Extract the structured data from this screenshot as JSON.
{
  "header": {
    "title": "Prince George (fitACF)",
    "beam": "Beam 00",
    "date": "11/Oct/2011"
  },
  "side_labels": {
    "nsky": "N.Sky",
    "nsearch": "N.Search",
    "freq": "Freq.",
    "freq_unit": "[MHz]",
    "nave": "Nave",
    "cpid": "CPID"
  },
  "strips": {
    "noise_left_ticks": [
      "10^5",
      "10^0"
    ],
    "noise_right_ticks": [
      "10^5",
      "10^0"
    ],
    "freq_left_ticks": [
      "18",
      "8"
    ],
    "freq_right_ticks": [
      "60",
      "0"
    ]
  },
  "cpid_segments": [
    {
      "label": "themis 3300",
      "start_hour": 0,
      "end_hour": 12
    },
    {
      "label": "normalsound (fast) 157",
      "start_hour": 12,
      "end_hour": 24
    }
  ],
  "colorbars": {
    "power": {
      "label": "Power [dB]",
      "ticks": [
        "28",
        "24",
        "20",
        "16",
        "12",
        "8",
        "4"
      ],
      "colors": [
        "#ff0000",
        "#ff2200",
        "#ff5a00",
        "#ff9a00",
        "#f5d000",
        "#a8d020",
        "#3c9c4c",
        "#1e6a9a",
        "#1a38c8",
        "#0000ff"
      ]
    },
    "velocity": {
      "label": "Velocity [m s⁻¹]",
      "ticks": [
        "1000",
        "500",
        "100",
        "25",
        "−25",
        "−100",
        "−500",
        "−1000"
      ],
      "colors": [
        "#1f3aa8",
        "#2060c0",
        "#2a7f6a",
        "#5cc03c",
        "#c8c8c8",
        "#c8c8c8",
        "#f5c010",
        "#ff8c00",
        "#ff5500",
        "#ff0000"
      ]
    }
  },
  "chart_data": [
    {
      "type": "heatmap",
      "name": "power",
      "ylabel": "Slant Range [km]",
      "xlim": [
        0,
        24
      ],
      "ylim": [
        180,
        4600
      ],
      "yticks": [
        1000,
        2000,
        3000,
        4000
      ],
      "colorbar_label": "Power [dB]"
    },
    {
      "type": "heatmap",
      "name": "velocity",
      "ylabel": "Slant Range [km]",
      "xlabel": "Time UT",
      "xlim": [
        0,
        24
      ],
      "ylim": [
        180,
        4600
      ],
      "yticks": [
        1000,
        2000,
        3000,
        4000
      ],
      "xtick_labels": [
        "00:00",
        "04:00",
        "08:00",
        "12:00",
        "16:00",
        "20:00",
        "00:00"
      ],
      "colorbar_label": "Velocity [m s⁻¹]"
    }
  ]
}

■ Challenge: Every line above needs to be retyped exactly.

■ Exercise response:
Extract the structured data from this screenshot as JSON.
{
  "header": {
    "title": "Prince George (fitACF)",
    "beam": "Beam 00",
    "date": "11/Oct/2011"
  },
  "side_labels": {
    "nsky": "N.Sky",
    "nsearch": "N.Search",
    "freq": "Freq.",
    "freq_unit": "[MHz]",
    "nave": "Nave",
    "cpid": "CPID"
  },
  "strips": {
    "noise_left_ticks": [
      "10^5",
      "10^0"
    ],
    "noise_right_ticks": [
      "10^5",
      "10^0"
    ],
    "freq_left_ticks": [
      "18",
      "8"
    ],
    "freq_right_ticks": [
      "60",
      "0"
    ]
  },
  "cpid_segments": [
    {
      "label": "themis 3300",
      "start_hour": 0,
      "end_hour": 12
    },
    {
      "label": "normalsound (fast) 157",
      "start_hour": 12,
      "end_hour": 24
    }
  ],
  "colorbars": {
    "power": {
      "label": "Power [dB]",
      "ticks": [
        "28",
        "24",
        "20",
        "16",
        "12",
        "8",
        "4"
      ],
      "colors": [
        "#ff0000",
        "#ff2200",
        "#ff5a00",
        "#ff9a00",
        "#f5d000",
        "#a8d020",
        "#3c9c4c",
        "#1e6a9a",
        "#1a38c8",
        "#0000ff"
      ]
    },
    "velocity": {
      "label": "Velocity [m s⁻¹]",
      "ticks": [
        "1000",
        "500",
        "100",
        "25",
        "−25",
        "−100",
        "−500",
        "−1000"
      ],
      "colors": [
        "#1f3aa8",
        "#2060c0",
        "#2a7f6a",
        "#5cc03c",
        "#c8c8c8",
        "#c8c8c8",
        "#f5c010",
        "#ff8c00",
        "#ff5500",
        "#ff0000"
      ]
    }
  },
  "chart_data": [
    {
      "type": "heatmap",
      "name": "power",
      "ylabel": "Slant Range [km]",
      "xlim": [
        0,
        24
      ],
      "ylim": [
        180,
        4600
      ],
      "yticks": [
        1000,
        2000,
        3000,
        4000
      ],
      "colorbar_label": "Power [dB]"
    },
    {
      "type": "heatmap",
      "name": "velocity",
      "ylabel": "Slant Range [km]",
      "xlabel": "Time UT",
      "xlim": [
        0,
        24
      ],
      "ylim": [
        180,
        4600
      ],
      "yticks": [
        1000,
        2000,
        3000,
        4000
      ],
      "xtick_labels": [
        "00:00",
        "04:00",
        "08:00",
        "12:00",
        "16:00",
        "20:00",
        "00:00"
      ],
      "colorbar_label": "Velocity [m s⁻¹]"
    }
  ]
}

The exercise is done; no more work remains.